REQUIREMENTS
Identify each line containing the word "frænda" and copy it.

==*==

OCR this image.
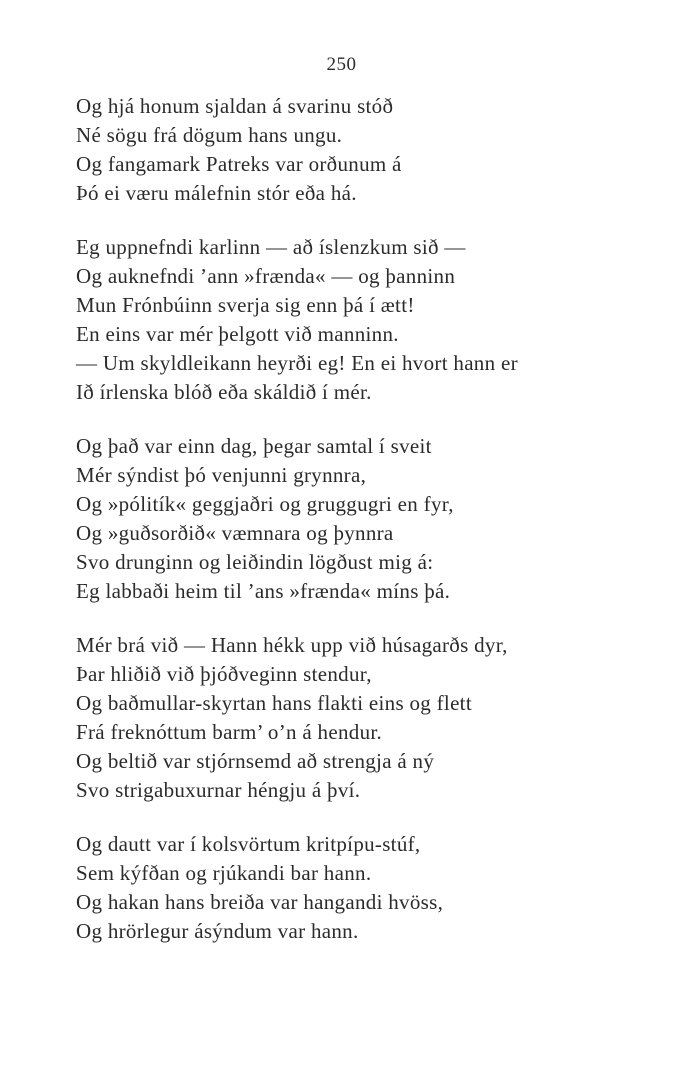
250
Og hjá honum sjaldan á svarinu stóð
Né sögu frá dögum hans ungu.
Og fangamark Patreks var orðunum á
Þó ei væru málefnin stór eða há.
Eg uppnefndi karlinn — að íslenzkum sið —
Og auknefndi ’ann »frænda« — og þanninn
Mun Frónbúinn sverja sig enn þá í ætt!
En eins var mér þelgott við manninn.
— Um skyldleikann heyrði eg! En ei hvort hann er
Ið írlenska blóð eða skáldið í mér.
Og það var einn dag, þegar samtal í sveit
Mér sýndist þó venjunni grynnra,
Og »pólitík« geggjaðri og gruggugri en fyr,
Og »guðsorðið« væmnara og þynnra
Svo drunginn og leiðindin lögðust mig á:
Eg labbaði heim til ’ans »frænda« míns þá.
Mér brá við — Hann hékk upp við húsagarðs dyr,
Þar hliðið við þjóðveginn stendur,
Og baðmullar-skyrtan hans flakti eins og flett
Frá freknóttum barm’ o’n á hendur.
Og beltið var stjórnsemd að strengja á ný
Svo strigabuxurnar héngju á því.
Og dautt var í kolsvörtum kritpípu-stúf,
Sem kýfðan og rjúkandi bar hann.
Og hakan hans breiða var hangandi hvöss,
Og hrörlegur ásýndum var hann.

==*==

EXERCISE ANSWER
Og auknefndi ’ann »frænda« — og þanninn
Eg labbaði heim til ’ans »frænda« míns þá.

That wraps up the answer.